[GIVEN PROBLEM] Below are records to transcribe exactly, without their pictures.

[MATERIAL FOR THE TASK]
** begin **

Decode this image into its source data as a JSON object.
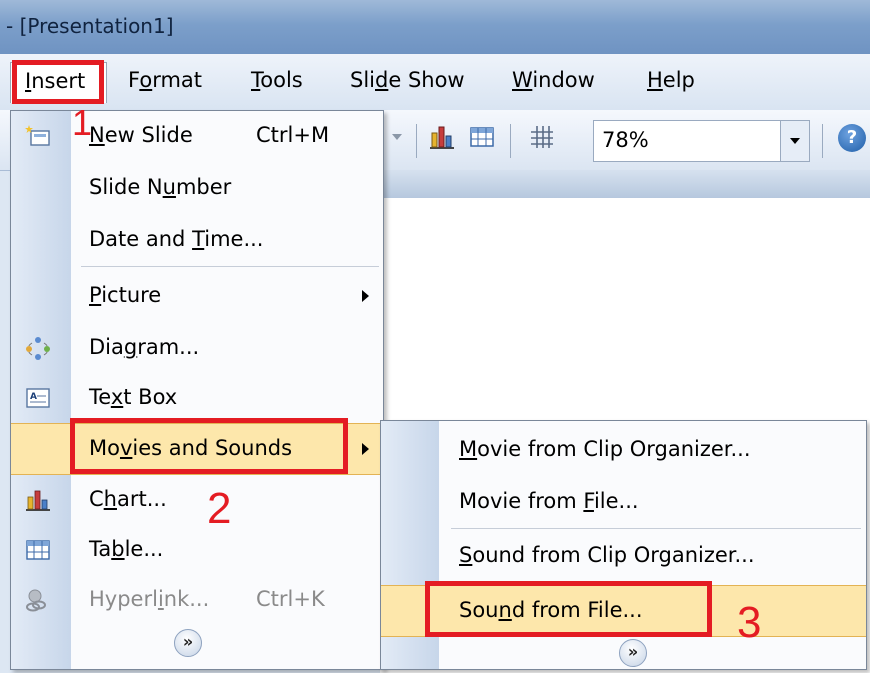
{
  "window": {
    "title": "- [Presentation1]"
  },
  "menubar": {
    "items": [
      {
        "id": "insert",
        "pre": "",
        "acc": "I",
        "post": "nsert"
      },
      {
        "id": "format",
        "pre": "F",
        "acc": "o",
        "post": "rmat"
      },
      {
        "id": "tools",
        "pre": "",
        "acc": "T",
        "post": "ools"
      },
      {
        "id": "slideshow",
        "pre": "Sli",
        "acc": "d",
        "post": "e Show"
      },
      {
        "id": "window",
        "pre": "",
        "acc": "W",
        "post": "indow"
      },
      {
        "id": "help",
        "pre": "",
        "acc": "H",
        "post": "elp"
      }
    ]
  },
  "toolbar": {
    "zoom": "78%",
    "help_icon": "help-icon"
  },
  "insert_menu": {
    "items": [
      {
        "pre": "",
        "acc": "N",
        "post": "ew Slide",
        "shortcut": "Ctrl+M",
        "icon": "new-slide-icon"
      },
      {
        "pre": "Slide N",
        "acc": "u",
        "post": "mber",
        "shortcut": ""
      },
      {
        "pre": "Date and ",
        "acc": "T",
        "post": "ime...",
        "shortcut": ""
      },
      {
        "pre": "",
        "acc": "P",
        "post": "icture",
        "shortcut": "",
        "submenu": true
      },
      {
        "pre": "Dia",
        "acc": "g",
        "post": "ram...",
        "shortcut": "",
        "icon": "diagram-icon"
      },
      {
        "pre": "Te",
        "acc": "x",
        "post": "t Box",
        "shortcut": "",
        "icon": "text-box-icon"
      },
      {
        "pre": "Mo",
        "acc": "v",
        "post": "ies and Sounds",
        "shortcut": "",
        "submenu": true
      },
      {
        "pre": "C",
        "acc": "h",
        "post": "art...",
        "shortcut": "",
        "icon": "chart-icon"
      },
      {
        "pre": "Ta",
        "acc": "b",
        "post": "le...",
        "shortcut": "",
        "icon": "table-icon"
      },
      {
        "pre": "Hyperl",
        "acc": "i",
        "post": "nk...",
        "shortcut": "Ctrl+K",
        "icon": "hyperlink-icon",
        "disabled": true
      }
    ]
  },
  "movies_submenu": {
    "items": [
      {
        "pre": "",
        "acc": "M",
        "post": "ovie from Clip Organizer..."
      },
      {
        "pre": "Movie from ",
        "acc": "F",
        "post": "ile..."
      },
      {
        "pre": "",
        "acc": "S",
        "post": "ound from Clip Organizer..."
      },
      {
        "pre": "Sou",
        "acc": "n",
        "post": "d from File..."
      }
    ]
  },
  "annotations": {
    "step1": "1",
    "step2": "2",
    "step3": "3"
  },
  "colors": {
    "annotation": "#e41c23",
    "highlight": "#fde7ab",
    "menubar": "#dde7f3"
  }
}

** end **

[OUTPUT FOR THIS EXERCISE]
Decode this image into its source data as a JSON object.
{
  "window": {
    "title": "- [Presentation1]"
  },
  "menubar": {
    "items": [
      {
        "id": "insert",
        "pre": "",
        "acc": "I",
        "post": "nsert"
      },
      {
        "id": "format",
        "pre": "F",
        "acc": "o",
        "post": "rmat"
      },
      {
        "id": "tools",
        "pre": "",
        "acc": "T",
        "post": "ools"
      },
      {
        "id": "slideshow",
        "pre": "Sli",
        "acc": "d",
        "post": "e Show"
      },
      {
        "id": "window",
        "pre": "",
        "acc": "W",
        "post": "indow"
      },
      {
        "id": "help",
        "pre": "",
        "acc": "H",
        "post": "elp"
      }
    ]
  },
  "toolbar": {
    "zoom": "78%",
    "help_icon": "help-icon"
  },
  "insert_menu": {
    "items": [
      {
        "pre": "",
        "acc": "N",
        "post": "ew Slide",
        "shortcut": "Ctrl+M",
        "icon": "new-slide-icon"
      },
      {
        "pre": "Slide N",
        "acc": "u",
        "post": "mber",
        "shortcut": ""
      },
      {
        "pre": "Date and ",
        "acc": "T",
        "post": "ime...",
        "shortcut": ""
      },
      {
        "pre": "",
        "acc": "P",
        "post": "icture",
        "shortcut": "",
        "submenu": true
      },
      {
        "pre": "Dia",
        "acc": "g",
        "post": "ram...",
        "shortcut": "",
        "icon": "diagram-icon"
      },
      {
        "pre": "Te",
        "acc": "x",
        "post": "t Box",
        "shortcut": "",
        "icon": "text-box-icon"
      },
      {
        "pre": "Mo",
        "acc": "v",
        "post": "ies and Sounds",
        "shortcut": "",
        "submenu": true
      },
      {
        "pre": "C",
        "acc": "h",
        "post": "art...",
        "shortcut": "",
        "icon": "chart-icon"
      },
      {
        "pre": "Ta",
        "acc": "b",
        "post": "le...",
        "shortcut": "",
        "icon": "table-icon"
      },
      {
        "pre": "Hyperl",
        "acc": "i",
        "post": "nk...",
        "shortcut": "Ctrl+K",
        "icon": "hyperlink-icon",
        "disabled": true
      }
    ]
  },
  "movies_submenu": {
    "items": [
      {
        "pre": "",
        "acc": "M",
        "post": "ovie from Clip Organizer..."
      },
      {
        "pre": "Movie from ",
        "acc": "F",
        "post": "ile..."
      },
      {
        "pre": "",
        "acc": "S",
        "post": "ound from Clip Organizer..."
      },
      {
        "pre": "Sou",
        "acc": "n",
        "post": "d from File..."
      }
    ]
  },
  "annotations": {
    "step1": "1",
    "step2": "2",
    "step3": "3"
  },
  "colors": {
    "annotation": "#e41c23",
    "highlight": "#fde7ab",
    "menubar": "#dde7f3"
  }
}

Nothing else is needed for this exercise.